Documento fuente:
○ ○ ○
Domingo de Ramos - B
Isaías 50, 4-7
Salmo 21
Filipenses 2, 6-11
Marcos 15, 1-39
La lectura de San Pablo, hoy Domingo de Ramos, resume con
pocas frases, pero muy hondas, todo el sentido de la vida de Cristo.
Nos habla de su pasión, de su muerte, pero también del
último capítulo de su vida, que no está teñido de oscuridad, sino que es
luminoso y nos abre una puerta al infinito.
«Cristo, a pesar de su
condición divina, no hizo alarde de su categoría de Dios». Cuántas personas
quieren ensalzarse, ser grandes, divinizarse. Hoy, incluso, muchas tendencias
filosóficas o espirituales insisten en hacernos creer que somos divinos, quizás
para subir nuestra autoestima. Resulta que Dios actúa de manera muy distinta.
El Altísimo se abaja, se humaniza por completo, no se vale de su poder. Antes de
poderoso, como decía el papa Francisco, Dios es todo-amoroso, y si asume su
humanidad, lo hace a todas, sin concesiones. Hasta la muerte. Jesús no fue un
superhombre ni un espíritu disfrazado: fue plenamente humano.
«…tomó la condición de
esclavo, pasando por uno de tantos. Y así, actuando como un hombre cualquiera,
se rebajó hasta someterse incluso a la muerte, y una muerte de cruz.» Aquí
hemos de entender la palabra esclavo como servidor, no como alguien privado de
libertad. Jesús fue profundamente libre, ¿qué valor tendría la entrega o la
obediencia forzada de un esclavo? Pero desde su libertad obedeció, porque su
voluntad era una con el Padre, y esta voluntad era servir hasta el fin, hasta
el extremo de morir.
○ ○ ○
Entradas:

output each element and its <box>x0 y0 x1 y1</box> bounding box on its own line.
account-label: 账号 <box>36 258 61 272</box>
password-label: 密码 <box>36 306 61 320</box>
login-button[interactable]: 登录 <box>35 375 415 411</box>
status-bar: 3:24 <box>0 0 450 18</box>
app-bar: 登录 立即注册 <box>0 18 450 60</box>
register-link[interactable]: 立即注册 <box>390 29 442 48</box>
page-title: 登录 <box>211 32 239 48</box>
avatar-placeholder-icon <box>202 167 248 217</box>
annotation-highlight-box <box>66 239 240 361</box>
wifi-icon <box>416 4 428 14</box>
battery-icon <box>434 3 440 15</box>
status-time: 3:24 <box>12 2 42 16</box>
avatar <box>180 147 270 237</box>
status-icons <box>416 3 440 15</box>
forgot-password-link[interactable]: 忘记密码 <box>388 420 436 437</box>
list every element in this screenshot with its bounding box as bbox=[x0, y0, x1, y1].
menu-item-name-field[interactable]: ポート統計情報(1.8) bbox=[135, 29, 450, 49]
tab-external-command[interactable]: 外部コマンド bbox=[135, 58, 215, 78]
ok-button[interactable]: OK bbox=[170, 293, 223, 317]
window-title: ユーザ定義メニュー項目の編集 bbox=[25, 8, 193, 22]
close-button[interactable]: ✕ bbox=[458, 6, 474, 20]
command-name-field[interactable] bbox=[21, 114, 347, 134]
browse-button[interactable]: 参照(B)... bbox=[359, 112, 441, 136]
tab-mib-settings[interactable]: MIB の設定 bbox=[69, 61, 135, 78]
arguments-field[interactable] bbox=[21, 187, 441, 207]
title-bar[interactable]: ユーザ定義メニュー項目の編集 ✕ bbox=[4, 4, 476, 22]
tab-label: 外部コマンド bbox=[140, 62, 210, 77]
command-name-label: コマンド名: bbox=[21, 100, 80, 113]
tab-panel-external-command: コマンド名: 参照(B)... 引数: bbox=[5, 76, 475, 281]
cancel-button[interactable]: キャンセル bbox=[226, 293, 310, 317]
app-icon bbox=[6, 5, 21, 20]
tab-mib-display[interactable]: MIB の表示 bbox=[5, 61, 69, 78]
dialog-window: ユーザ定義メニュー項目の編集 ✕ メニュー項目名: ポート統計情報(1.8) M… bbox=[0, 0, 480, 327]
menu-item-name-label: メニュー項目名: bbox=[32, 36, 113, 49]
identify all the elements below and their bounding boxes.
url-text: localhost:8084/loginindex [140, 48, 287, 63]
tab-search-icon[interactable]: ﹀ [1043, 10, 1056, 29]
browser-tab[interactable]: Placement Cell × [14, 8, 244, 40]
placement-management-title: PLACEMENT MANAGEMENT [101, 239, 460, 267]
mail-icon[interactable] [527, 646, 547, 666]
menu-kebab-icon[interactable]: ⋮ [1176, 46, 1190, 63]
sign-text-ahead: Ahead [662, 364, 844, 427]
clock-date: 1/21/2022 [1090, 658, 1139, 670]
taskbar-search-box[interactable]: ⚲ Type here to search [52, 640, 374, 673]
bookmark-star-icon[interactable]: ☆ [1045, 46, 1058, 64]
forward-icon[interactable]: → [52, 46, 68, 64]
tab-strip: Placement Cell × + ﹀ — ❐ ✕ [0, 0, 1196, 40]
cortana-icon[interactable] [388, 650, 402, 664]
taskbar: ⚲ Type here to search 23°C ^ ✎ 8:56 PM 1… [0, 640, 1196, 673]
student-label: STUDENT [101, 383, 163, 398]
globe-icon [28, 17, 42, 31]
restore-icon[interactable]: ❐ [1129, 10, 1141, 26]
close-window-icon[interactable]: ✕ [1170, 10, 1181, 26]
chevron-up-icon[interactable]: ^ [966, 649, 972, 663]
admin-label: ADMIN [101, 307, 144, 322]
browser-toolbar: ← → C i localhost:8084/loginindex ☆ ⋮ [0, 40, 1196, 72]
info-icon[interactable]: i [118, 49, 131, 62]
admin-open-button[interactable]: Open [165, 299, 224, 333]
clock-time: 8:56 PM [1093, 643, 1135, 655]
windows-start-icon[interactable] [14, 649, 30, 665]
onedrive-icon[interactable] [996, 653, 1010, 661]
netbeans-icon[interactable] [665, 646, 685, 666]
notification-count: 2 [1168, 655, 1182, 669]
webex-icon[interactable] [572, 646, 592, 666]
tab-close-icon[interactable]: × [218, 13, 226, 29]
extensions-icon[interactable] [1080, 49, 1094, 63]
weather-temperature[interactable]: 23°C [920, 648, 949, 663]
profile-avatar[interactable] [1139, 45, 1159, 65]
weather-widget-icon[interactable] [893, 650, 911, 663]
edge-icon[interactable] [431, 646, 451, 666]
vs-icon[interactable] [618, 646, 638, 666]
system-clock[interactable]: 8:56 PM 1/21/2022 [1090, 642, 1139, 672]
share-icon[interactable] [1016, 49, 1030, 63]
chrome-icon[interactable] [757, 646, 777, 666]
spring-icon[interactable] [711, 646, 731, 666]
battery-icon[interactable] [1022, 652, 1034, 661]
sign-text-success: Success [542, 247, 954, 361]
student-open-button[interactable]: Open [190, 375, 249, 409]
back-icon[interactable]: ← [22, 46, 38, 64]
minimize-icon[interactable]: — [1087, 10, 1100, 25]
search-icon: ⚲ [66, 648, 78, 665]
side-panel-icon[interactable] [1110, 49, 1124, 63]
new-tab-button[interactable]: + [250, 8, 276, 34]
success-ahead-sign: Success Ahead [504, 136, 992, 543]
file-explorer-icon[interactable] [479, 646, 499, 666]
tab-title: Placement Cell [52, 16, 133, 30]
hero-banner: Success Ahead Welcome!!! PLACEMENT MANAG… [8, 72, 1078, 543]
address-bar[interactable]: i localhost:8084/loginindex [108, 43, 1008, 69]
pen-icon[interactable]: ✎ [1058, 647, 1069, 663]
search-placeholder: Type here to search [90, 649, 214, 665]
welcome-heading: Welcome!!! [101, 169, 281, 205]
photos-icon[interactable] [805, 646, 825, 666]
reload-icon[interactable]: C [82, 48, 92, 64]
○ ○ ○
Tus tareas:
(1) Escribe el fragmento del texto sobre el Domingo de Ramos que va entre "Domingo de Ramos - B" y "puerta al infinito.", ambos incluidos.
(2) Retoma el texto sobre el Domingo de Ramos justo después de su última oración y continúalo.

Tareas resueltas:
(1)
Domingo de Ramos - B
Isaías 50, 4-7
Salmo 21
Filipenses 2, 6-11
Marcos 15, 1-39
La lectura de San Pablo, hoy Domingo de Ramos, resume con
pocas frases, pero muy hondas, todo el sentido de la vida de Cristo.
Nos habla de su pasión, de su muerte, pero también del
último capítulo de su vida, que no está teñido de oscuridad, sino que es
luminoso y nos abre una puerta al infinito.

(2)
«Por eso Dios lo levantó
sobre todo y le concedió el “Nombre-sobre-todo-nombre”». Si la vida de Jesús
hubiera terminado con la muerte en cruz, sería una historia trágica, una más,
de un hombre bueno injustamente condenado, de un profeta víctima de los poderes
de su tiempo, de un visionario cuyo proyecto fracasó pisoteado por los
intereses de los gobernantes. Sería una historia hermosa, pero triste y
desesperada. ¿Por qué murió Jesús? ¿Para qué?
Si Jesús hubiera sido
simplemente un hombre justo, un gran profeta o un sanador humanitario, hoy muy
pocos lo recordarían, y no tendría millones de seguidores. Pero después de su
muerte ocurrió algo que ha cambiado toda la historia humana, y que nos prueba
que Jesús, además de hombre, es Dios.
«…al nombre de Jesús toda
rodilla se doble en el cielo, en la tierra, en el abismo, y toda lengua
proclame: Jesucristo es Señor, para gloria de Dios Padre.» Jesús es Señor y
todo el universo se postra ante él. ¿Cuál fue el camino hacia la gloria? La
cruz. ¿Cómo se elevó? Humillándose. ¿Cómo ascendió al cielo? Abajándose.
Muriendo en cruz, Jesús nos muestra un camino hacia el Padre: su camino, el
camino del servicio, de la entrega, del amor hasta el fin, de la coherencia
vital.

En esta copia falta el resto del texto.